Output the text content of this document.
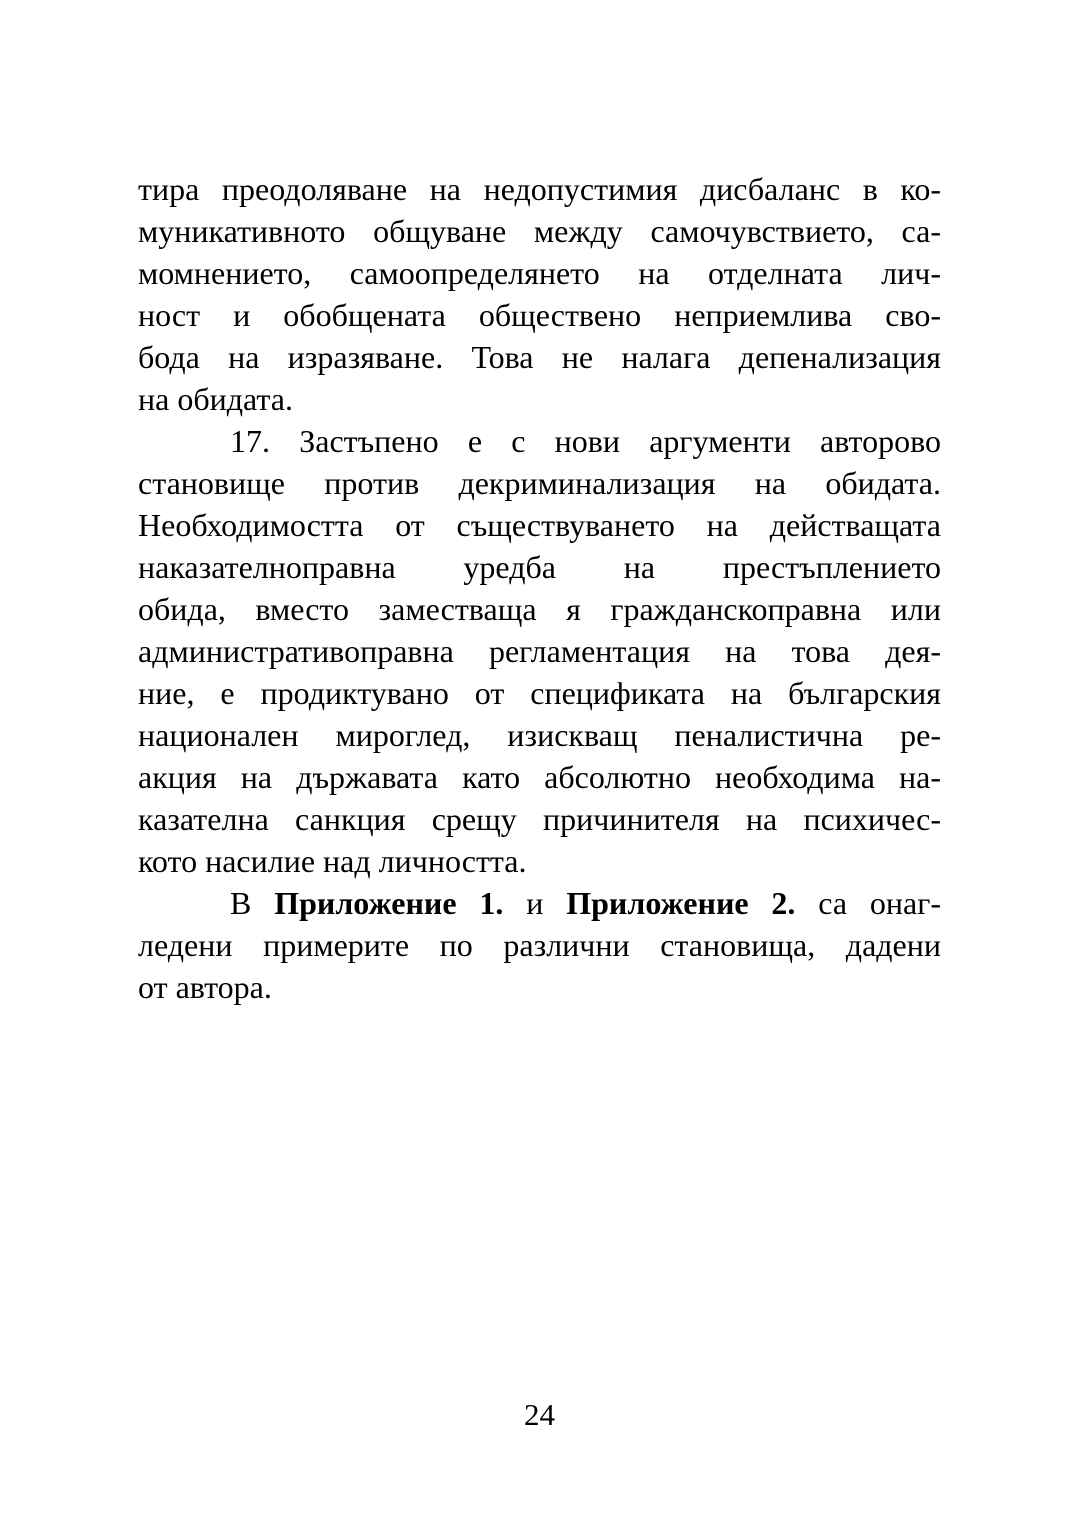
тира преодоляване на недопустимия дисбаланс в ко-
муникативното общуване между самочувствието, са-
момнението, самоопределянето на отделната лич-
ност и обобщената обществено неприемлива сво-
бода на изразяване. Това не налага депенализация
на обидата.
17. Застъпено е с нови аргументи авторово
становище против декриминализация на обидата.
Необходимостта от съществуването на действащата
наказателноправна уредба на престъплението
обида, вместо заместваща я гражданскоправна или
административоправна регламентация на това дея-
ние, е продиктувано от спецификата на българския
национален мироглед, изискващ пеналистична ре-
акция на държавата като абсолютно необходима на-
казателна санкция срещу причинителя на психичес-
кото насилие над личността.
В Приложение 1. и Приложение 2. са онаг-
ледени примерите по различни становища, дадени
от автора.
24
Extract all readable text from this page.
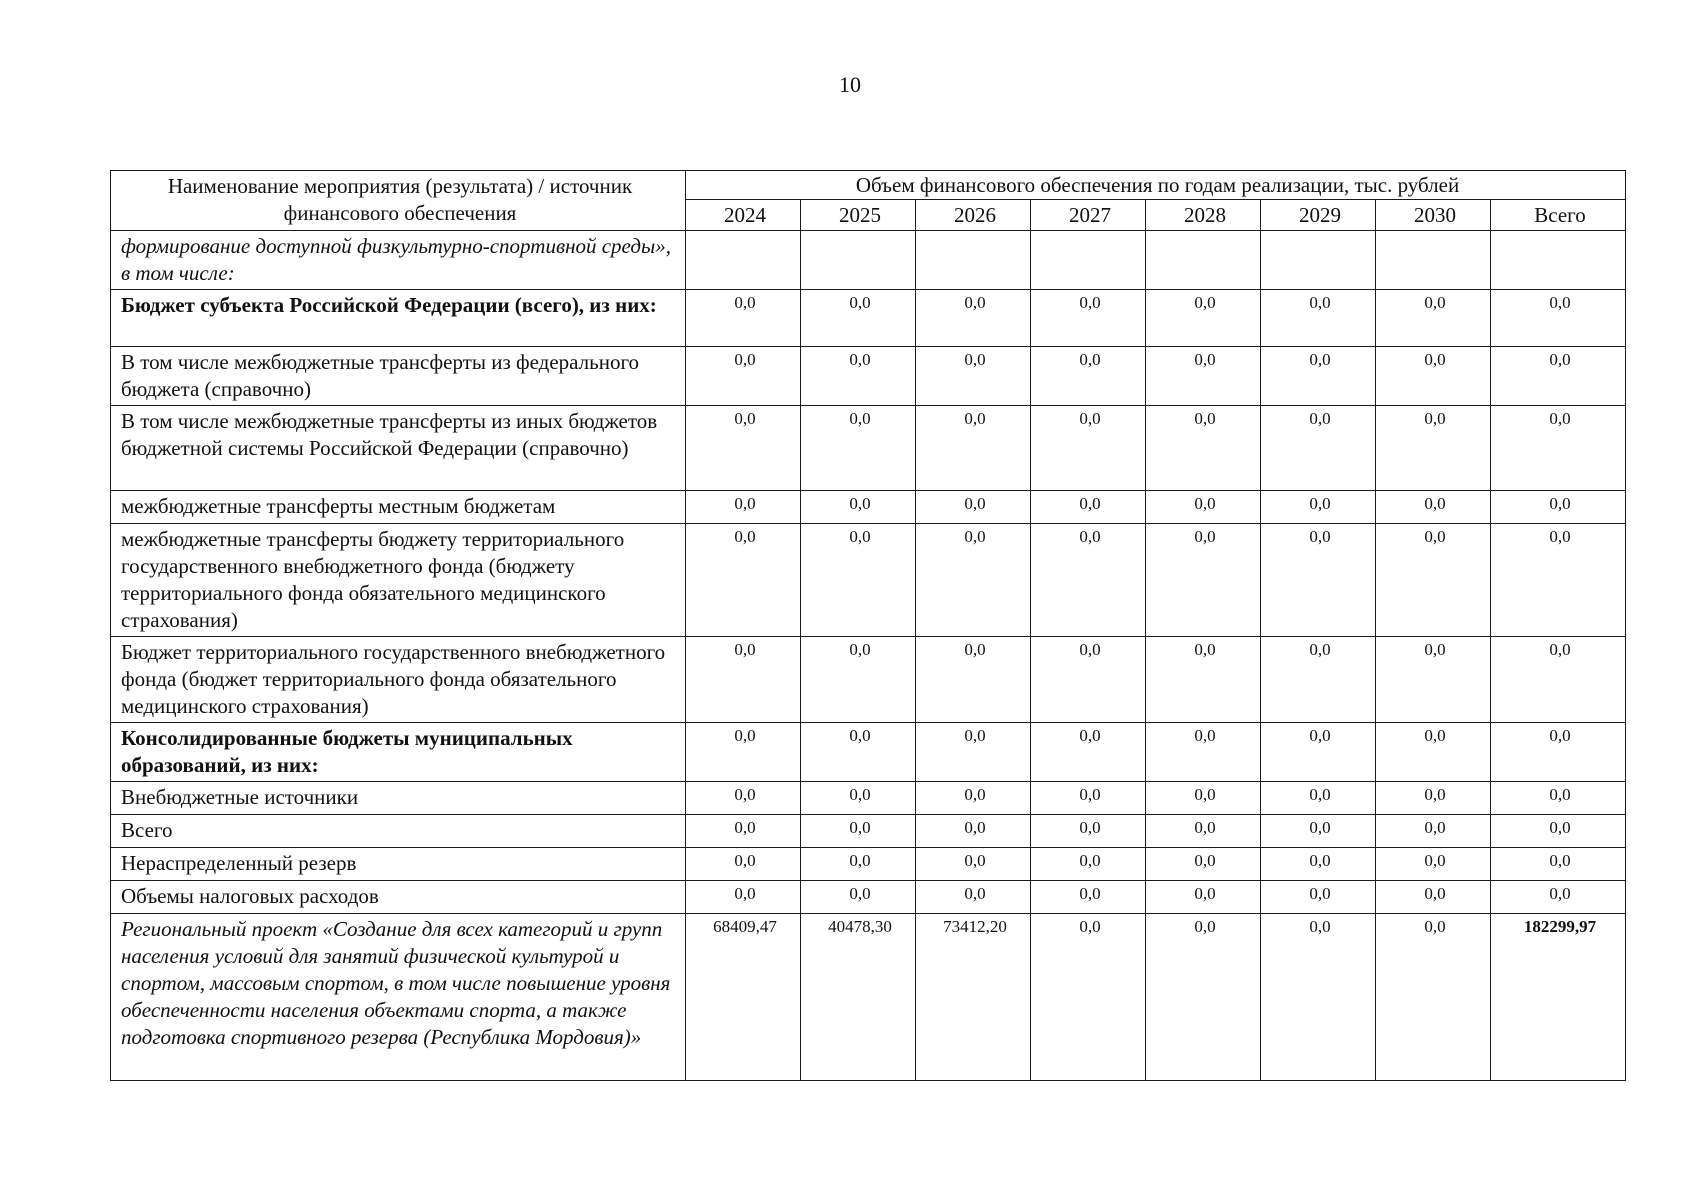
10
Наименование мероприятия (результата) / источник финансового обеспечения	Объем финансового обеспечения по годам реализации, тыс. рублей							
	2024	2025	2026	2027	2028	2029	2030	Всего
формирование доступной физкультурно-спортивной среды», в том числе:								
Бюджет субъекта Российской Федерации (всего), из них:	0,0	0,0	0,0	0,0	0,0	0,0	0,0	0,0
В том числе межбюджетные трансферты из федерального бюджета (справочно)	0,0	0,0	0,0	0,0	0,0	0,0	0,0	0,0
В том числе межбюджетные трансферты из иных бюджетов бюджетной системы Российской Федерации (справочно)	0,0	0,0	0,0	0,0	0,0	0,0	0,0	0,0
межбюджетные трансферты местным бюджетам	0,0	0,0	0,0	0,0	0,0	0,0	0,0	0,0
межбюджетные трансферты бюджету территориального государственного внебюджетного фонда (бюджету территориального фонда обязательного медицинского страхования)	0,0	0,0	0,0	0,0	0,0	0,0	0,0	0,0
Бюджет территориального государственного внебюджетного фонда (бюджет территориального фонда обязательного медицинского страхования)	0,0	0,0	0,0	0,0	0,0	0,0	0,0	0,0
Консолидированные бюджеты муниципальных образований, из них:	0,0	0,0	0,0	0,0	0,0	0,0	0,0	0,0
Внебюджетные источники	0,0	0,0	0,0	0,0	0,0	0,0	0,0	0,0
Всего	0,0	0,0	0,0	0,0	0,0	0,0	0,0	0,0
Нераспределенный резерв	0,0	0,0	0,0	0,0	0,0	0,0	0,0	0,0
Объемы налоговых расходов	0,0	0,0	0,0	0,0	0,0	0,0	0,0	0,0
Региональный проект «Создание для всех категорий и групп населения условий для занятий физической культурой и спортом, массовым спортом, в том числе повышение уровня обеспеченности населения объектами спорта, а также подготовка спортивного резерва (Республика Мордовия)»	68409,47	40478,30	73412,20	0,0	0,0	0,0	0,0	182299,97
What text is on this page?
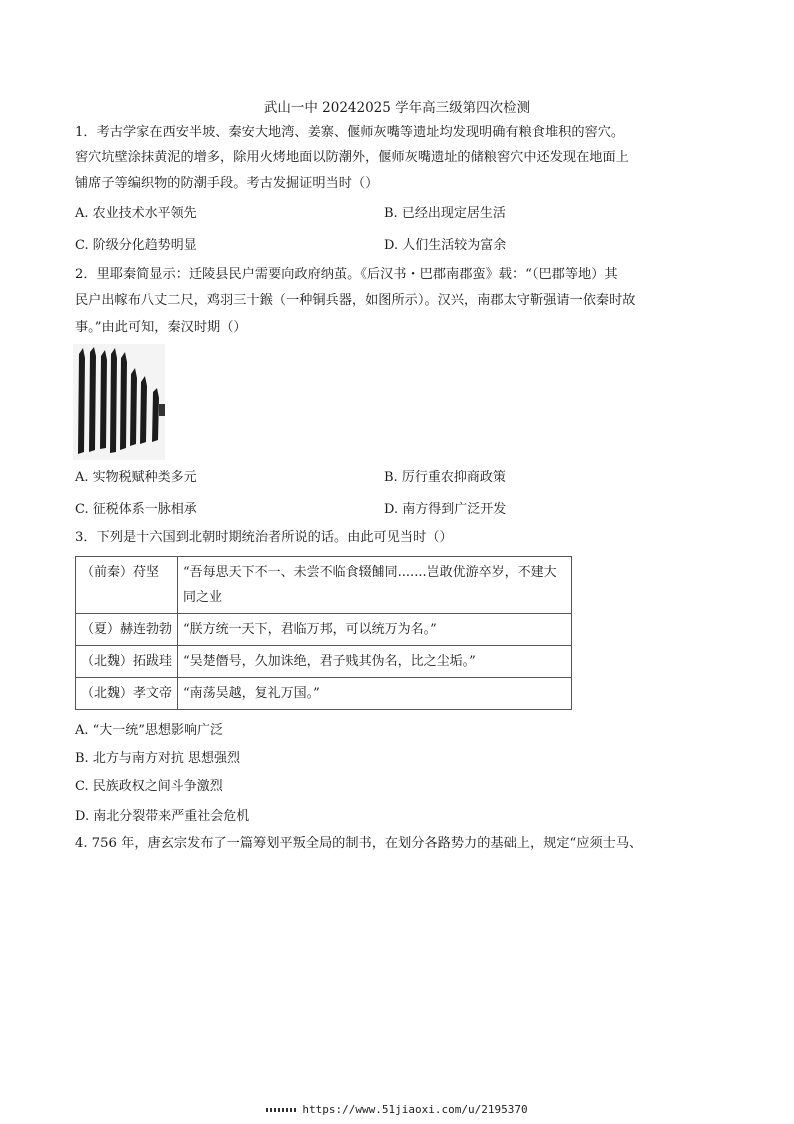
武山一中 20242025 学年高三级第四次检测
1．考古学家在西安半坡、秦安大地湾、姜寨、偃师灰嘴等遗址均发现明确有粮食堆积的窖穴。
窖穴坑壁涂抹黄泥的增多，除用火烤地面以防潮外，偃师灰嘴遗址的储粮窖穴中还发现在地面上
铺席子等编织物的防潮手段。考古发掘证明当时（）
A. 农业技术水平领先	B. 已经出现定居生活
C. 阶级分化趋势明显	D. 人们生活较为富余
2．里耶秦简显示：迁陵县民户需要向政府纳茧。《后汉书・巴郡南郡蛮》载：“（巴郡等地）其
民户出幏布八丈二尺，鸡羽三十鍭（一种铜兵器，如图所示）。汉兴，南郡太守靳强请一依秦时故
事。”由此可知，秦汉时期（）
A. 实物税赋种类多元	B. 厉行重农抑商政策
C. 征税体系一脉相承	D. 南方得到广泛开发
3．下列是十六国到北朝时期统治者所说的话。由此可见当时（）
（前秦）苻坚	“吾每思天下不一、未尝不临食辍餔同.......岂敢优游卒岁，不建大同之业
（夏）赫连勃勃	“朕方统一天下，君临万邦，可以统万为名。”
（北魏）拓跋珪	“吴楚僭号，久加诛绝，君子贱其伪名，比之尘垢。”
（北魏）孝文帝	“南荡吴越，复礼万国。”
A. “大一统”思想影响广泛
B. 北方与南方对抗 思想强烈
C. 民族政权之间斗争激烈
D. 南北分裂带来严重社会危机
4. 756 年，唐玄宗发布了一篇筹划平叛全局的制书，在划分各路势力的基础上，规定“应须士马、
https://www.51jiaoxi.com/u/2195370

→ **Work to do**
All of the data above should be transcribed verbatim, with pictures omitted.

→ **Finished exercise**
Output the text content of this document.
тира преодоляване на недопустимия дисбаланс в ко-
муникативното общуване между самочувствието, са-
момнението, самоопределянето на отделната лич-
ност и обобщената обществено неприемлива сво-
бода на изразяване. Това не налага депенализация
на обидата.
17. Застъпено е с нови аргументи авторово
становище против декриминализация на обидата.
Необходимостта от съществуването на действащата
наказателноправна уредба на престъплението
обида, вместо заместваща я гражданскоправна или
административоправна регламентация на това дея-
ние, е продиктувано от спецификата на българския
национален мироглед, изискващ пеналистична ре-
акция на държавата като абсолютно необходима на-
казателна санкция срещу причинителя на психичес-
кото насилие над личността.
В Приложение 1. и Приложение 2. са онаг-
ледени примерите по различни становища, дадени
от автора.
24
Extract all readable text from this page.
10
Наименование мероприятия (результата) / источник финансового обеспечения	Объем финансового обеспечения по годам реализации, тыс. рублей							
	2024	2025	2026	2027	2028	2029	2030	Всего
формирование доступной физкультурно-спортивной среды», в том числе:								
Бюджет субъекта Российской Федерации (всего), из них:	0,0	0,0	0,0	0,0	0,0	0,0	0,0	0,0
В том числе межбюджетные трансферты из федерального бюджета (справочно)	0,0	0,0	0,0	0,0	0,0	0,0	0,0	0,0
В том числе межбюджетные трансферты из иных бюджетов бюджетной системы Российской Федерации (справочно)	0,0	0,0	0,0	0,0	0,0	0,0	0,0	0,0
межбюджетные трансферты местным бюджетам	0,0	0,0	0,0	0,0	0,0	0,0	0,0	0,0
межбюджетные трансферты бюджету территориального государственного внебюджетного фонда (бюджету территориального фонда обязательного медицинского страхования)	0,0	0,0	0,0	0,0	0,0	0,0	0,0	0,0
Бюджет территориального государственного внебюджетного фонда (бюджет территориального фонда обязательного медицинского страхования)	0,0	0,0	0,0	0,0	0,0	0,0	0,0	0,0
Консолидированные бюджеты муниципальных образований, из них:	0,0	0,0	0,0	0,0	0,0	0,0	0,0	0,0
Внебюджетные источники	0,0	0,0	0,0	0,0	0,0	0,0	0,0	0,0
Всего	0,0	0,0	0,0	0,0	0,0	0,0	0,0	0,0
Нераспределенный резерв	0,0	0,0	0,0	0,0	0,0	0,0	0,0	0,0
Объемы налоговых расходов	0,0	0,0	0,0	0,0	0,0	0,0	0,0	0,0
Региональный проект «Создание для всех категорий и групп населения условий для занятий физической культурой и спортом, массовым спортом, в том числе повышение уровня обеспеченности населения объектами спорта, а также подготовка спортивного резерва (Республика Мордовия)»	68409,47	40478,30	73412,20	0,0	0,0	0,0	0,0	182299,97
What text is on this page?
武山一中 20242025 学年高三级第四次检测
1．考古学家在西安半坡、秦安大地湾、姜寨、偃师灰嘴等遗址均发现明确有粮食堆积的窖穴。
窖穴坑壁涂抹黄泥的增多，除用火烤地面以防潮外，偃师灰嘴遗址的储粮窖穴中还发现在地面上
铺席子等编织物的防潮手段。考古发掘证明当时（）
A. 农业技术水平领先	B. 已经出现定居生活
C. 阶级分化趋势明显	D. 人们生活较为富余
2．里耶秦简显示：迁陵县民户需要向政府纳茧。《后汉书・巴郡南郡蛮》载：“（巴郡等地）其
民户出幏布八丈二尺，鸡羽三十鍭（一种铜兵器，如图所示）。汉兴，南郡太守靳强请一依秦时故
事。”由此可知，秦汉时期（）
A. 实物税赋种类多元	B. 厉行重农抑商政策
C. 征税体系一脉相承	D. 南方得到广泛开发
3．下列是十六国到北朝时期统治者所说的话。由此可见当时（）
（前秦）苻坚	“吾每思天下不一、未尝不临食辍餔同.......岂敢优游卒岁，不建大同之业
（夏）赫连勃勃	“朕方统一天下，君临万邦，可以统万为名。”
（北魏）拓跋珪	“吴楚僭号，久加诛绝，君子贱其伪名，比之尘垢。”
（北魏）孝文帝	“南荡吴越，复礼万国。”
A. “大一统”思想影响广泛
B. 北方与南方对抗 思想强烈
C. 民族政权之间斗争激烈
D. 南北分裂带来严重社会危机
4. 756 年，唐玄宗发布了一篇筹划平叛全局的制书，在划分各路势力的基础上，规定“应须士马、
https://www.51jiaoxi.com/u/2195370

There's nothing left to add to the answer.